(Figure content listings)
+--

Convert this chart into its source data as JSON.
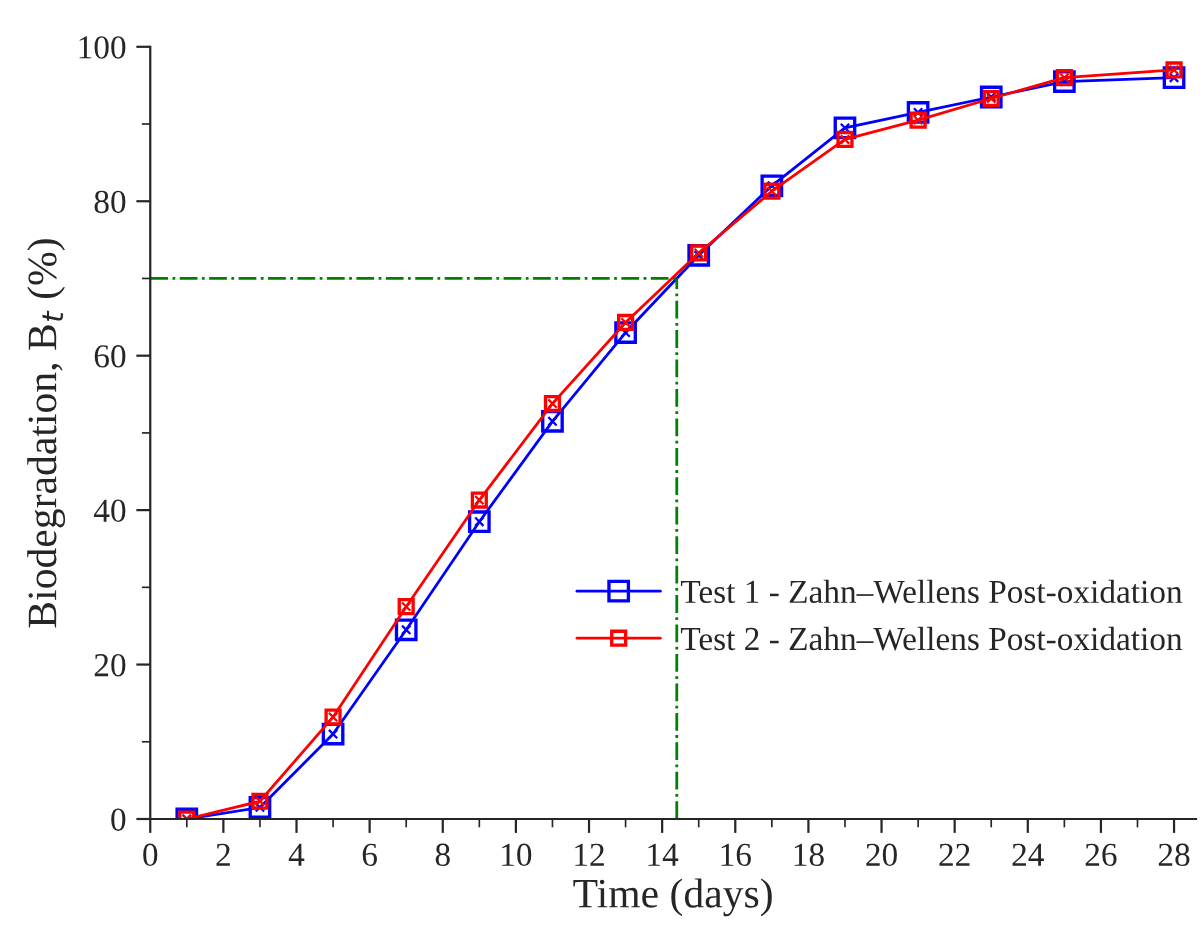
{
  "chart_data": {
    "type": "line",
    "xlabel": "Time (days)",
    "ylabel": "Biodegradation, B$_{t}$ (%)",
    "x": [
      1,
      3,
      5,
      7,
      9,
      11,
      13,
      15,
      17,
      19,
      21,
      23,
      25,
      28
    ],
    "series": [
      {
        "name": "Test 1 - Zahn–Wellens Post-oxidation",
        "color": "#0000ff",
        "values": [
          0,
          1.5,
          11,
          24.5,
          38.5,
          51.5,
          63,
          73,
          82,
          89.5,
          91.5,
          93.5,
          95.5,
          96
        ]
      },
      {
        "name": "Test 2 - Zahn–Wellens Post-oxidation",
        "color": "#ff0000",
        "values": [
          0,
          2.3,
          13.2,
          27.5,
          41.3,
          53.8,
          64.3,
          73.3,
          81.3,
          88,
          90.5,
          93.3,
          96,
          97
        ]
      }
    ],
    "xlim": [
      0,
      28.6
    ],
    "ylim": [
      0,
      100
    ],
    "xticks": [
      0,
      2,
      4,
      6,
      8,
      10,
      12,
      14,
      16,
      18,
      20,
      22,
      24,
      26,
      28
    ],
    "yticks": [
      0,
      20,
      40,
      60,
      80,
      100
    ],
    "ref_lines": [
      {
        "axis": "y",
        "value": 70,
        "color": "#008000",
        "line_style": "dashdot"
      },
      {
        "axis": "x",
        "value": 14.4,
        "color": "#008000",
        "line_style": "dashdot"
      }
    ],
    "marker": "square",
    "line_style": "solid",
    "grid": false,
    "legend": "right"
  }
}
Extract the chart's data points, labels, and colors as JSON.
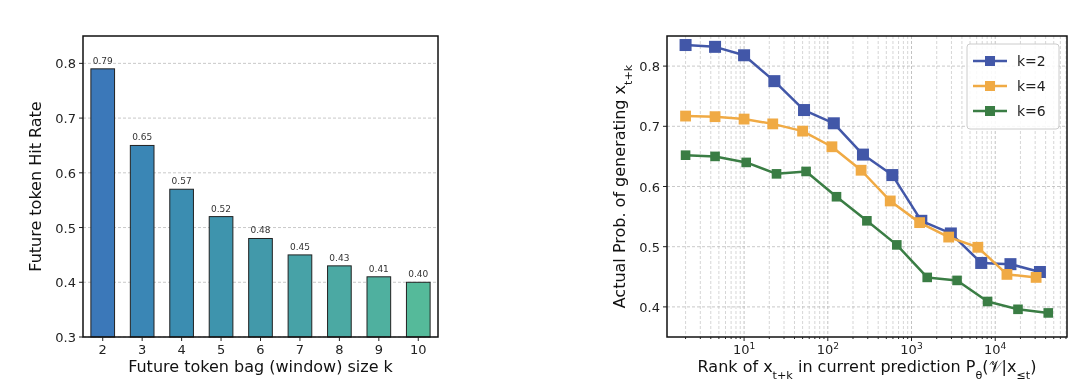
{
  "chart_data": [
    {
      "type": "bar",
      "categories": [
        "2",
        "3",
        "4",
        "5",
        "6",
        "7",
        "8",
        "9",
        "10"
      ],
      "values": [
        0.79,
        0.65,
        0.57,
        0.52,
        0.48,
        0.45,
        0.43,
        0.41,
        0.4
      ],
      "colors": [
        "#3b78b9",
        "#3a86b5",
        "#3b8db1",
        "#3e94ad",
        "#4299aa",
        "#47a2a7",
        "#4ba9a3",
        "#4fb09f",
        "#55ba9a"
      ],
      "xlabel": "Future token bag (window) size k",
      "ylabel": "Future token Hit Rate",
      "ylim": [
        0.3,
        0.85
      ],
      "yticks": [
        0.3,
        0.4,
        0.5,
        0.6,
        0.7,
        0.8
      ],
      "grid": "y",
      "value_labels": [
        "0.79",
        "0.65",
        "0.57",
        "0.52",
        "0.48",
        "0.45",
        "0.43",
        "0.41",
        "0.40"
      ]
    },
    {
      "type": "line",
      "xlabel": "Rank of x$_{t+k}$ in current prediction P$_{θ}$(𝒱|x$_{≤t}$)",
      "ylabel": "Actual Prob. of generating x$_{t+k}$",
      "log": "x",
      "grid": true,
      "legend": "top right",
      "marker": "square",
      "line_style": "solid",
      "xlim": [
        1.2,
        72000
      ],
      "ylim": [
        0.35,
        0.85
      ],
      "yticks": [
        0.4,
        0.5,
        0.6,
        0.7,
        0.8
      ],
      "xticks": [
        {
          "value": 2,
          "label": null
        },
        {
          "value": 3,
          "label": null
        },
        {
          "value": 4,
          "label": null
        },
        {
          "value": 5,
          "label": null
        },
        {
          "value": 6,
          "label": null
        },
        {
          "value": 7,
          "label": null
        },
        {
          "value": 8,
          "label": null
        },
        {
          "value": 9,
          "label": null
        },
        {
          "value": 10,
          "label": "10$^{1}$"
        },
        {
          "value": 20,
          "label": null
        },
        {
          "value": 30,
          "label": null
        },
        {
          "value": 40,
          "label": null
        },
        {
          "value": 50,
          "label": null
        },
        {
          "value": 60,
          "label": null
        },
        {
          "value": 70,
          "label": null
        },
        {
          "value": 80,
          "label": null
        },
        {
          "value": 90,
          "label": null
        },
        {
          "value": 100,
          "label": "10$^{2}$"
        },
        {
          "value": 200,
          "label": null
        },
        {
          "value": 300,
          "label": null
        },
        {
          "value": 400,
          "label": null
        },
        {
          "value": 500,
          "label": null
        },
        {
          "value": 600,
          "label": null
        },
        {
          "value": 700,
          "label": null
        },
        {
          "value": 800,
          "label": null
        },
        {
          "value": 900,
          "label": null
        },
        {
          "value": 1000,
          "label": "10$^{3}$"
        },
        {
          "value": 2000,
          "label": null
        },
        {
          "value": 3000,
          "label": null
        },
        {
          "value": 4000,
          "label": null
        },
        {
          "value": 5000,
          "label": null
        },
        {
          "value": 6000,
          "label": null
        },
        {
          "value": 7000,
          "label": null
        },
        {
          "value": 8000,
          "label": null
        },
        {
          "value": 9000,
          "label": null
        },
        {
          "value": 10000,
          "label": "10$^{4}$"
        },
        {
          "value": 20000,
          "label": null
        },
        {
          "value": 30000,
          "label": null
        },
        {
          "value": 40000,
          "label": null
        },
        {
          "value": 50000,
          "label": null
        },
        {
          "value": 60000,
          "label": null
        },
        {
          "value": 70000,
          "label": null
        }
      ],
      "series": [
        {
          "name": "k=2",
          "color": "#4257a8",
          "x": [
            2,
            4.5,
            10,
            23,
            52,
            118,
            263,
            590,
            1310,
            2950,
            6800,
            15200,
            34200
          ],
          "values": [
            0.835,
            0.832,
            0.818,
            0.775,
            0.727,
            0.705,
            0.653,
            0.619,
            0.543,
            0.522,
            0.473,
            0.471,
            0.458
          ]
        },
        {
          "name": "k=4",
          "color": "#f0aa44",
          "x": [
            2,
            4.5,
            10,
            22,
            50,
            112,
            250,
            557,
            1250,
            2780,
            6200,
            13800,
            30800
          ],
          "values": [
            0.717,
            0.716,
            0.712,
            0.704,
            0.692,
            0.666,
            0.627,
            0.576,
            0.54,
            0.516,
            0.499,
            0.454,
            0.449
          ]
        },
        {
          "name": "k=6",
          "color": "#3a7d44",
          "x": [
            2,
            4.5,
            10.6,
            24.4,
            55,
            127,
            293,
            667,
            1540,
            3500,
            8100,
            18700,
            43000
          ],
          "values": [
            0.652,
            0.65,
            0.64,
            0.621,
            0.625,
            0.583,
            0.543,
            0.503,
            0.449,
            0.444,
            0.409,
            0.396,
            0.39
          ]
        }
      ]
    }
  ]
}
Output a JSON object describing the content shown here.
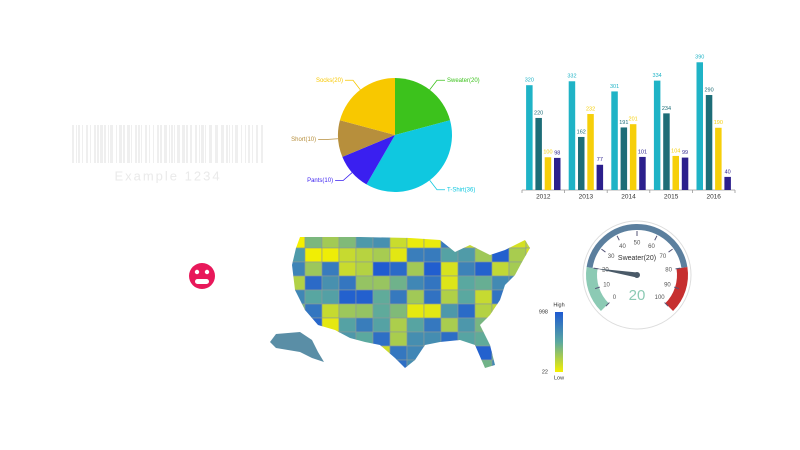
{
  "barcode": {
    "text": "Example 1234"
  },
  "chart_data": [
    {
      "type": "pie",
      "categories": [
        "Sweater(20)",
        "T-Shirt(36)",
        "Pants(10)",
        "Short(10)",
        "Socks(20)"
      ],
      "values": [
        20,
        36,
        10,
        10,
        20
      ],
      "colors": [
        "#3cc21c",
        "#0fc8e0",
        "#3a1ff0",
        "#b78f3c",
        "#f8c800"
      ]
    },
    {
      "type": "bar",
      "categories": [
        "2012",
        "2013",
        "2014",
        "2015",
        "2016"
      ],
      "series": [
        {
          "color": "#1fb3c6",
          "values": [
            320,
            332,
            301,
            334,
            390
          ]
        },
        {
          "color": "#1d6d77",
          "values": [
            220,
            162,
            191,
            234,
            290
          ]
        },
        {
          "color": "#f6cf0a",
          "values": [
            100,
            232,
            201,
            104,
            190
          ]
        },
        {
          "color": "#2b1f8c",
          "values": [
            98,
            77,
            101,
            99,
            40
          ]
        }
      ],
      "ylim": [
        0,
        400
      ]
    },
    {
      "type": "map",
      "legend_high": "High",
      "legend_low": "Low",
      "clim": [
        22,
        998
      ],
      "colors": [
        "#f5f000",
        "#5aa8a0",
        "#1e5ad2"
      ]
    },
    {
      "type": "gauge",
      "label": "Sweater(20)",
      "value": 20,
      "xlim": [
        0,
        100
      ],
      "xticks": [
        0,
        10,
        20,
        30,
        40,
        50,
        60,
        70,
        80,
        90,
        100
      ],
      "bands": [
        {
          "from": 0,
          "to": 20,
          "color": "#8ccab4"
        },
        {
          "from": 20,
          "to": 80,
          "color": "#5b7f9e"
        },
        {
          "from": 80,
          "to": 100,
          "color": "#c62f2f"
        }
      ]
    }
  ]
}
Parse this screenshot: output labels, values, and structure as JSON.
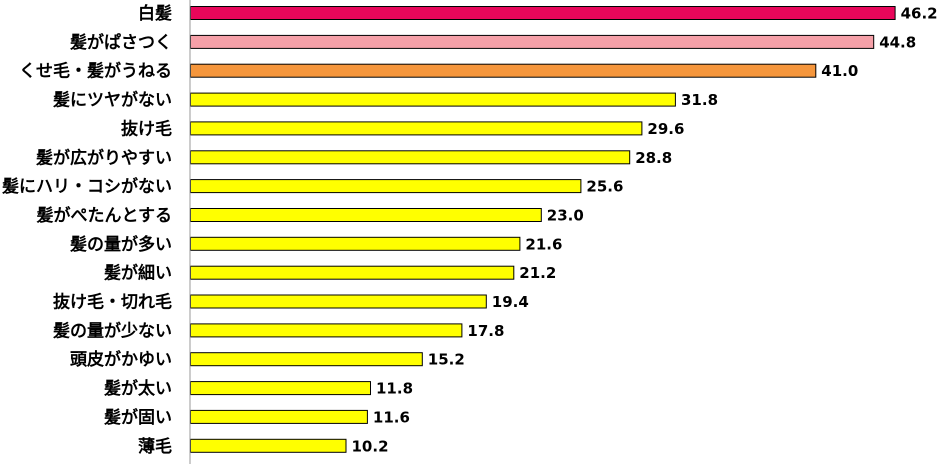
{
  "chart_data": {
    "type": "bar",
    "orientation": "horizontal",
    "title": "",
    "xlabel": "",
    "ylabel": "",
    "xlim": [
      0,
      50
    ],
    "grid": false,
    "legend": "none",
    "categories": [
      "白髪",
      "髪がぱさつく",
      "くせ毛・髪がうねる",
      "髪にツヤがない",
      "抜け毛",
      "髪が広がりやすい",
      "髪にハリ・コシがない",
      "髪がぺたんとする",
      "髪の量が多い",
      "髪が細い",
      "抜け毛・切れ毛",
      "髪の量が少ない",
      "頭皮がかゆい",
      "髪が太い",
      "髪が固い",
      "薄毛"
    ],
    "values": [
      46.2,
      44.8,
      41.0,
      31.8,
      29.6,
      28.8,
      25.6,
      23.0,
      21.6,
      21.2,
      19.4,
      17.8,
      15.2,
      11.8,
      11.6,
      10.2
    ],
    "value_labels": [
      "46.2",
      "44.8",
      "41.0",
      "31.8",
      "29.6",
      "28.8",
      "25.6",
      "23.0",
      "21.6",
      "21.2",
      "19.4",
      "17.8",
      "15.2",
      "11.8",
      "11.6",
      "10.2"
    ],
    "bar_colors": [
      "#e8065a",
      "#f5a0a8",
      "#f5963c",
      "#ffff00",
      "#ffff00",
      "#ffff00",
      "#ffff00",
      "#ffff00",
      "#ffff00",
      "#ffff00",
      "#ffff00",
      "#ffff00",
      "#ffff00",
      "#ffff00",
      "#ffff00",
      "#ffff00"
    ]
  }
}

+--

WORK TO DO: Give again, unchanged, only the lines from the line containing "Parse this screenshot: output" to the last line of the records above. Pictures do not belong in the copy.

OUTPUT BELOW:
Parse this screenshot: output labels, values, and structure as JSON.
{
  "chart_data": {
    "type": "bar",
    "orientation": "horizontal",
    "title": "",
    "xlabel": "",
    "ylabel": "",
    "xlim": [
      0,
      50
    ],
    "grid": false,
    "legend": "none",
    "categories": [
      "白髪",
      "髪がぱさつく",
      "くせ毛・髪がうねる",
      "髪にツヤがない",
      "抜け毛",
      "髪が広がりやすい",
      "髪にハリ・コシがない",
      "髪がぺたんとする",
      "髪の量が多い",
      "髪が細い",
      "抜け毛・切れ毛",
      "髪の量が少ない",
      "頭皮がかゆい",
      "髪が太い",
      "髪が固い",
      "薄毛"
    ],
    "values": [
      46.2,
      44.8,
      41.0,
      31.8,
      29.6,
      28.8,
      25.6,
      23.0,
      21.6,
      21.2,
      19.4,
      17.8,
      15.2,
      11.8,
      11.6,
      10.2
    ],
    "value_labels": [
      "46.2",
      "44.8",
      "41.0",
      "31.8",
      "29.6",
      "28.8",
      "25.6",
      "23.0",
      "21.6",
      "21.2",
      "19.4",
      "17.8",
      "15.2",
      "11.8",
      "11.6",
      "10.2"
    ],
    "bar_colors": [
      "#e8065a",
      "#f5a0a8",
      "#f5963c",
      "#ffff00",
      "#ffff00",
      "#ffff00",
      "#ffff00",
      "#ffff00",
      "#ffff00",
      "#ffff00",
      "#ffff00",
      "#ffff00",
      "#ffff00",
      "#ffff00",
      "#ffff00",
      "#ffff00"
    ]
  }
}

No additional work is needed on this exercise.